Repeat every line of the entries below verbatim, omitting the pictures from your answer.

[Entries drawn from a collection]
──────────
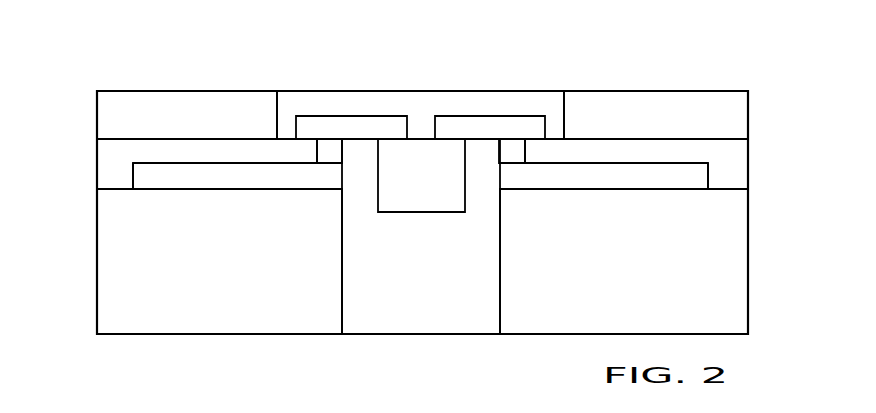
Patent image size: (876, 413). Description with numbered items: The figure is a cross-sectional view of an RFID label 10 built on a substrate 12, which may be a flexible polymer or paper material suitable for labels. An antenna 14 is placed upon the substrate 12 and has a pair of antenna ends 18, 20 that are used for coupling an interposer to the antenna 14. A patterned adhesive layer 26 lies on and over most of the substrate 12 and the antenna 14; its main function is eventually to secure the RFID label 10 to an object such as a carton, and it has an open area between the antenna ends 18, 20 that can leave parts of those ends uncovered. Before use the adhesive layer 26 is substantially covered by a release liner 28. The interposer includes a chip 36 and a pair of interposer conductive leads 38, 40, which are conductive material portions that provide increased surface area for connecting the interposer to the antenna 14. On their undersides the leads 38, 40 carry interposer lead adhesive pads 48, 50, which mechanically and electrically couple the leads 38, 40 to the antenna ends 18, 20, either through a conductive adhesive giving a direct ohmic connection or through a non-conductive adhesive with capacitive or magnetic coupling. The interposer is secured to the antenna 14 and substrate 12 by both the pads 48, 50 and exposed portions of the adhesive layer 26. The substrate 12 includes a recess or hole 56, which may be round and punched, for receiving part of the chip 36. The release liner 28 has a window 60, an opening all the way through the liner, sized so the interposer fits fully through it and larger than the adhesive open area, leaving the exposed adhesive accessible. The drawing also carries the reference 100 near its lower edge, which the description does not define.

The RFID label 10 is at (84, 52).
The substrate 12 is at (713, 289).
The antenna 14 is at (697, 176).
The antenna end 18 is at (325, 180).
The antenna end 20 is at (518, 178).
The patterned adhesive layer 26 is at (110, 162).
The release liner 28 is at (110, 108).
The chip 36 is at (420, 178).
The interposer conductive lead 38 is at (307, 123).
The interposer conductive lead 40 is at (547, 123).
The interposer lead adhesive pad 48 is at (325, 152).
The interposer lead adhesive pad 50 is at (507, 150).
The recess or hole 56 is at (412, 350).
The window 60 is at (558, 66).
The transistor structure 100 is at (76, 408).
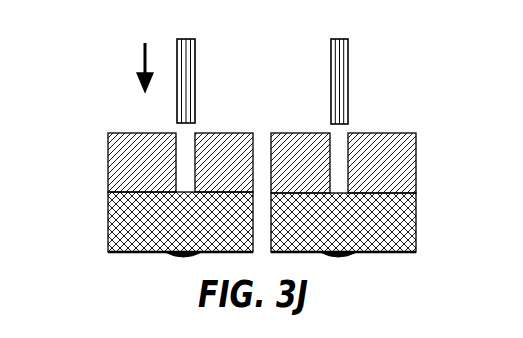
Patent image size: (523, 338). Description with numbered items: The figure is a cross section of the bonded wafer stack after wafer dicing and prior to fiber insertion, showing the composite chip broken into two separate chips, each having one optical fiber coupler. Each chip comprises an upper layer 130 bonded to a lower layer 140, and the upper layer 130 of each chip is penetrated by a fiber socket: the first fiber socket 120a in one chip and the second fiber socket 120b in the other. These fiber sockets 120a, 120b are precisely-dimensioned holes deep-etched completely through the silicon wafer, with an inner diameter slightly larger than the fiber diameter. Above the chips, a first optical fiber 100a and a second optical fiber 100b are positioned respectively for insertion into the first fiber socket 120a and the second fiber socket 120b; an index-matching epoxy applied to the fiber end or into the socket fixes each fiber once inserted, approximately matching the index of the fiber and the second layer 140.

The first optical fiber 100a is at (147, 68).
The second optical fiber 100b is at (377, 68).
The first fiber socket 120a is at (147, 116).
The second fiber socket 120b is at (377, 118).
The upper layer 130 is at (261, 143).
The substrate with lens 140 is at (261, 224).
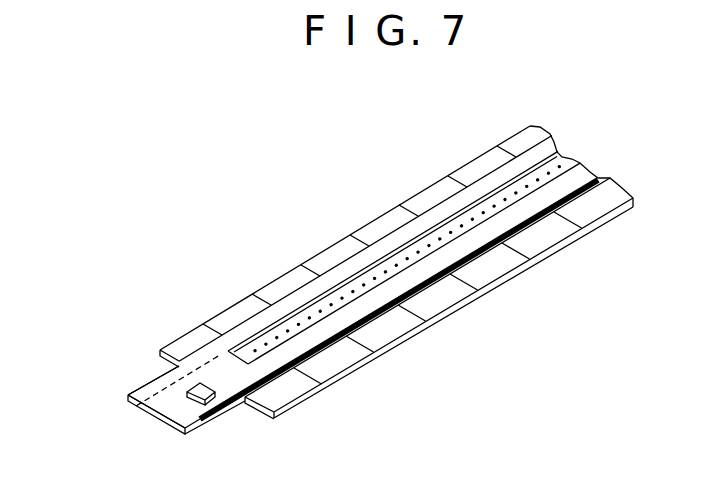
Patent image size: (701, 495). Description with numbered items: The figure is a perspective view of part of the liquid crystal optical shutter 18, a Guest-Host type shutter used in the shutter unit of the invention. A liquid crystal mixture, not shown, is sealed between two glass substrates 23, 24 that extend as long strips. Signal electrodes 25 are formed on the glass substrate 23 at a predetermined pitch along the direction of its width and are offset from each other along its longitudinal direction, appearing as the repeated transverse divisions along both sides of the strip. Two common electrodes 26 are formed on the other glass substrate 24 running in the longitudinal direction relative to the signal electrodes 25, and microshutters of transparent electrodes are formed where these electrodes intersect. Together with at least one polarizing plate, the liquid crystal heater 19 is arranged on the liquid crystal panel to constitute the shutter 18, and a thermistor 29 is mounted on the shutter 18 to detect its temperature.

The liquid crystal optical shutter 18 is at (409, 196).
The liquid crystal heater 19 is at (216, 396).
The glass substrate 23 is at (263, 414).
The glass substrate 24 is at (130, 405).
The signal electrodes 25 is at (257, 300).
The common electrodes 26 is at (162, 385).
The thermistor 29 is at (172, 405).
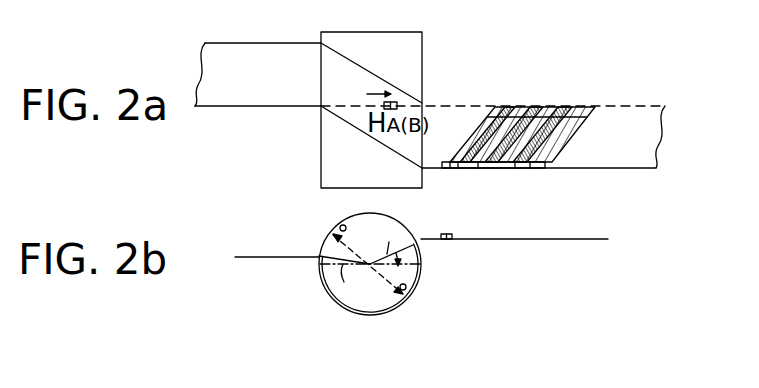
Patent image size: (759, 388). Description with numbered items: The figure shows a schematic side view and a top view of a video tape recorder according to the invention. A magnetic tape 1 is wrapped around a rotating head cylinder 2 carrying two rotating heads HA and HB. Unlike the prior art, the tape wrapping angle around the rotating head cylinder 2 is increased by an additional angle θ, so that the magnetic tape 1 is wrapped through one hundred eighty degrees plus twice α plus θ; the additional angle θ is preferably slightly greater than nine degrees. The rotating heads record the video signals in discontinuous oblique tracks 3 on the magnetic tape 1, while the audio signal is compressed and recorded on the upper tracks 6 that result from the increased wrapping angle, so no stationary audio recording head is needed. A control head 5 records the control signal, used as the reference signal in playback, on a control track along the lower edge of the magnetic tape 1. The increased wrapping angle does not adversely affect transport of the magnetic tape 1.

In FIG. 2a, the magnetic tape 1 is at (647, 135).
In FIG. 2b, the magnetic tape 1 is at (553, 239).
In FIG. 2a, the rotating head cylinder 2 is at (422, 43).
In FIG. 2b, the rotating head cylinder 2 is at (355, 300).
In FIG. 2a, the oblique tracks 3 is at (595, 119).
In FIG. 2a, the control head 5 is at (445, 169).
In FIG. 2b, the control head 5 is at (452, 233).
In FIG. 2a, the upper tracks 6 is at (597, 108).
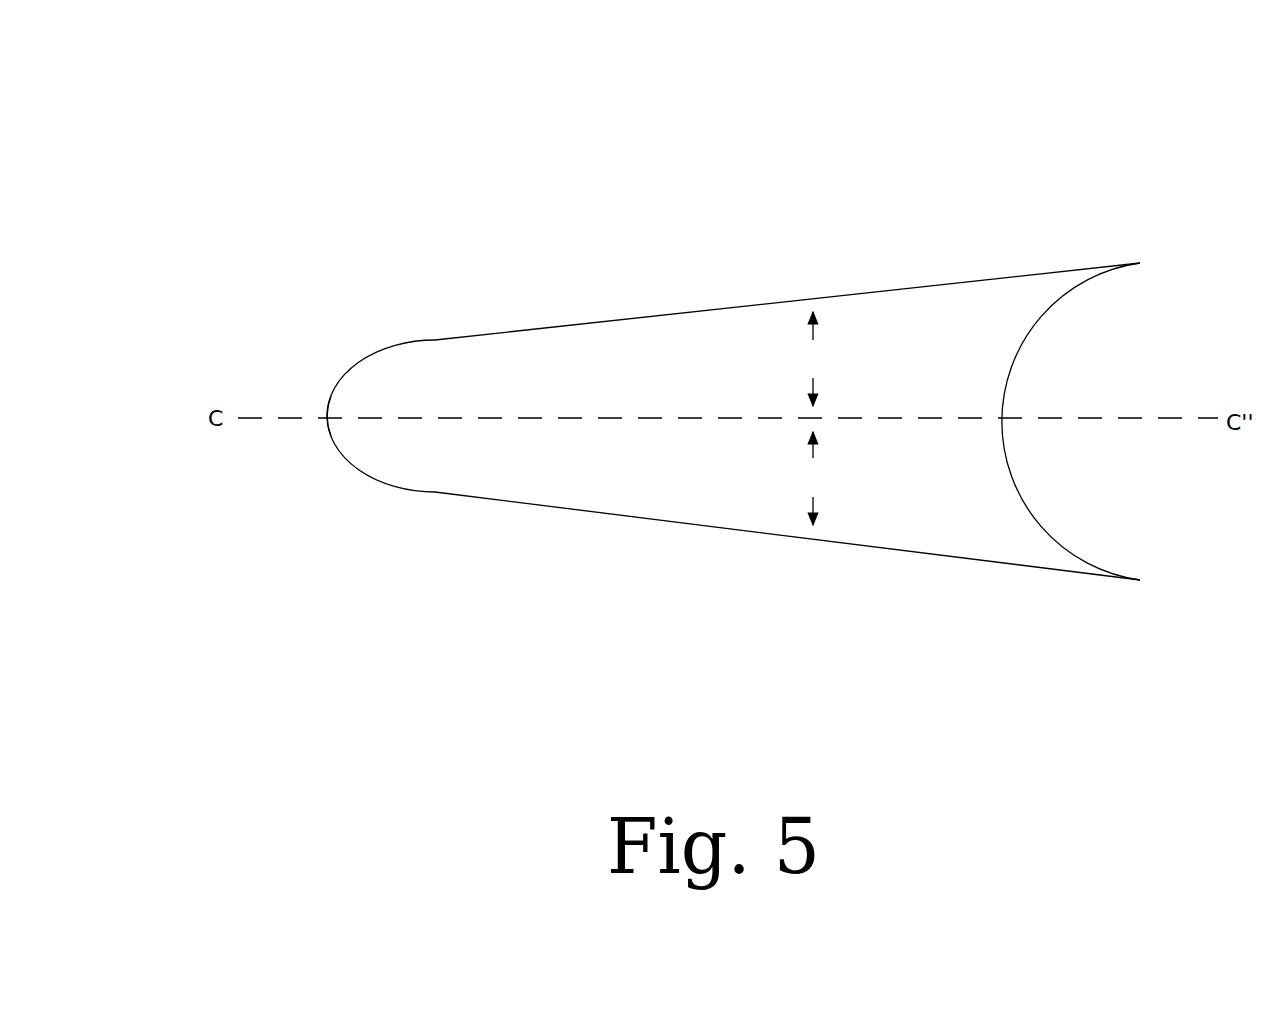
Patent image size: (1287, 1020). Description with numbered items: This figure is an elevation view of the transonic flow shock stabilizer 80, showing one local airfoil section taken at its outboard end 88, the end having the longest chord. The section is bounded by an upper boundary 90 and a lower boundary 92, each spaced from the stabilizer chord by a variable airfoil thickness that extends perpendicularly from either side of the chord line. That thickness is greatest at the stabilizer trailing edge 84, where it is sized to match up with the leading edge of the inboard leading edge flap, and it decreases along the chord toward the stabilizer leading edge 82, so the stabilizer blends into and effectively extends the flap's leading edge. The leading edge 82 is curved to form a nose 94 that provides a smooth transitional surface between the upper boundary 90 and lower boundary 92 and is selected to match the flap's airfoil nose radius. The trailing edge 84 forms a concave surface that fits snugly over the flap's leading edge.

The transonic flow shock stabilizer 80 is at (764, 122).
The stabilizer leading edge 82 is at (320, 385).
The stabilizer trailing edge 84 is at (1129, 246).
The outboard end 88 is at (570, 487).
The upper boundary 90 is at (455, 329).
The lower boundary 92 is at (490, 508).
The nose 94 is at (318, 438).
──────────
| EXERCISE RESULT |
Patent image size: (876, 413). Description with numbered items: The figure is a cross-sectional view of an RFID label 10 built on a substrate 12, which may be a flexible polymer or paper material suitable for labels. An antenna 14 is placed upon the substrate 12 and has a pair of antenna ends 18, 20 that are used for coupling an interposer to the antenna 14. A patterned adhesive layer 26 lies on and over most of the substrate 12 and the antenna 14; its main function is eventually to secure the RFID label 10 to an object such as a carton, and it has an open area between the antenna ends 18, 20 that can leave parts of those ends uncovered. Before use the adhesive layer 26 is substantially covered by a release liner 28. The interposer includes a chip 36 and a pair of interposer conductive leads 38, 40, which are conductive material portions that provide increased surface area for connecting the interposer to the antenna 14. On their undersides the leads 38, 40 carry interposer lead adhesive pads 48, 50, which mechanically and electrically couple the leads 38, 40 to the antenna ends 18, 20, either through a conductive adhesive giving a direct ohmic connection or through a non-conductive adhesive with capacitive or magnetic coupling. The interposer is secured to the antenna 14 and substrate 12 by both the pads 48, 50 and exposed portions of the adhesive layer 26. The substrate 12 includes a recess or hole 56, which may be round and punched, for receiving part of the chip 36. The release liner 28 has a window 60, an opening all the way through the liner, sized so the interposer fits fully through it and larger than the adhesive open area, leaving the exposed adhesive accessible. The drawing also carries the reference 100 near its lower edge, which the description does not define.

The RFID label 10 is at (84, 52).
The substrate 12 is at (713, 289).
The antenna 14 is at (697, 176).
The antenna end 18 is at (325, 180).
The antenna end 20 is at (518, 178).
The patterned adhesive layer 26 is at (110, 162).
The release liner 28 is at (110, 108).
The chip 36 is at (420, 178).
The interposer conductive lead 38 is at (307, 123).
The interposer conductive lead 40 is at (547, 123).
The interposer lead adhesive pad 48 is at (325, 152).
The interposer lead adhesive pad 50 is at (507, 150).
The recess or hole 56 is at (412, 350).
The window 60 is at (558, 66).
The transistor structure 100 is at (76, 408).
Patent image size: (523, 338). Description with numbered items: The figure is a cross section of the bonded wafer stack after wafer dicing and prior to fiber insertion, showing the composite chip broken into two separate chips, each having one optical fiber coupler. Each chip comprises an upper layer 130 bonded to a lower layer 140, and the upper layer 130 of each chip is penetrated by a fiber socket: the first fiber socket 120a in one chip and the second fiber socket 120b in the other. These fiber sockets 120a, 120b are precisely-dimensioned holes deep-etched completely through the silicon wafer, with an inner diameter slightly larger than the fiber diameter. Above the chips, a first optical fiber 100a and a second optical fiber 100b are positioned respectively for insertion into the first fiber socket 120a and the second fiber socket 120b; an index-matching epoxy applied to the fiber end or into the socket fixes each fiber once inserted, approximately matching the index of the fiber and the second layer 140.

The first optical fiber 100a is at (147, 68).
The second optical fiber 100b is at (377, 68).
The first fiber socket 120a is at (147, 116).
The second fiber socket 120b is at (377, 118).
The upper layer 130 is at (261, 143).
The substrate with lens 140 is at (261, 224).
Patent image size: (701, 495). Description with numbered items: The figure is a perspective view of part of the liquid crystal optical shutter 18, a Guest-Host type shutter used in the shutter unit of the invention. A liquid crystal mixture, not shown, is sealed between two glass substrates 23, 24 that extend as long strips. Signal electrodes 25 are formed on the glass substrate 23 at a predetermined pitch along the direction of its width and are offset from each other along its longitudinal direction, appearing as the repeated transverse divisions along both sides of the strip. Two common electrodes 26 are formed on the other glass substrate 24 running in the longitudinal direction relative to the signal electrodes 25, and microshutters of transparent electrodes are formed where these electrodes intersect. Together with at least one polarizing plate, the liquid crystal heater 19 is arranged on the liquid crystal panel to constitute the shutter 18, and a thermistor 29 is mounted on the shutter 18 to detect its temperature.

The liquid crystal optical shutter 18 is at (409, 196).
The liquid crystal heater 19 is at (216, 396).
The glass substrate 23 is at (263, 414).
The glass substrate 24 is at (130, 405).
The signal electrodes 25 is at (257, 300).
The common electrodes 26 is at (162, 385).
The thermistor 29 is at (172, 405).
Patent image size: (759, 388). Description with numbered items: The figure shows a schematic side view and a top view of a video tape recorder according to the invention. A magnetic tape 1 is wrapped around a rotating head cylinder 2 carrying two rotating heads HA and HB. Unlike the prior art, the tape wrapping angle around the rotating head cylinder 2 is increased by an additional angle θ, so that the magnetic tape 1 is wrapped through one hundred eighty degrees plus twice α plus θ; the additional angle θ is preferably slightly greater than nine degrees. The rotating heads record the video signals in discontinuous oblique tracks 3 on the magnetic tape 1, while the audio signal is compressed and recorded on the upper tracks 6 that result from the increased wrapping angle, so no stationary audio recording head is needed. A control head 5 records the control signal, used as the reference signal in playback, on a control track along the lower edge of the magnetic tape 1. The increased wrapping angle does not adversely affect transport of the magnetic tape 1.

In FIG. 2a, the magnetic tape 1 is at (647, 135).
In FIG. 2b, the magnetic tape 1 is at (553, 239).
In FIG. 2a, the rotating head cylinder 2 is at (422, 43).
In FIG. 2b, the rotating head cylinder 2 is at (355, 300).
In FIG. 2a, the oblique tracks 3 is at (595, 119).
In FIG. 2a, the control head 5 is at (445, 169).
In FIG. 2b, the control head 5 is at (452, 233).
In FIG. 2a, the upper tracks 6 is at (597, 108).
Patent image size: (1287, 1020). Description with numbered items: This figure is an elevation view of the transonic flow shock stabilizer 80, showing one local airfoil section taken at its outboard end 88, the end having the longest chord. The section is bounded by an upper boundary 90 and a lower boundary 92, each spaced from the stabilizer chord by a variable airfoil thickness that extends perpendicularly from either side of the chord line. That thickness is greatest at the stabilizer trailing edge 84, where it is sized to match up with the leading edge of the inboard leading edge flap, and it decreases along the chord toward the stabilizer leading edge 82, so the stabilizer blends into and effectively extends the flap's leading edge. The leading edge 82 is curved to form a nose 94 that provides a smooth transitional surface between the upper boundary 90 and lower boundary 92 and is selected to match the flap's airfoil nose radius. The trailing edge 84 forms a concave surface that fits snugly over the flap's leading edge.

The transonic flow shock stabilizer 80 is at (764, 122).
The stabilizer leading edge 82 is at (320, 385).
The stabilizer trailing edge 84 is at (1129, 246).
The outboard end 88 is at (570, 487).
The upper boundary 90 is at (455, 329).
The lower boundary 92 is at (490, 508).
The nose 94 is at (318, 438).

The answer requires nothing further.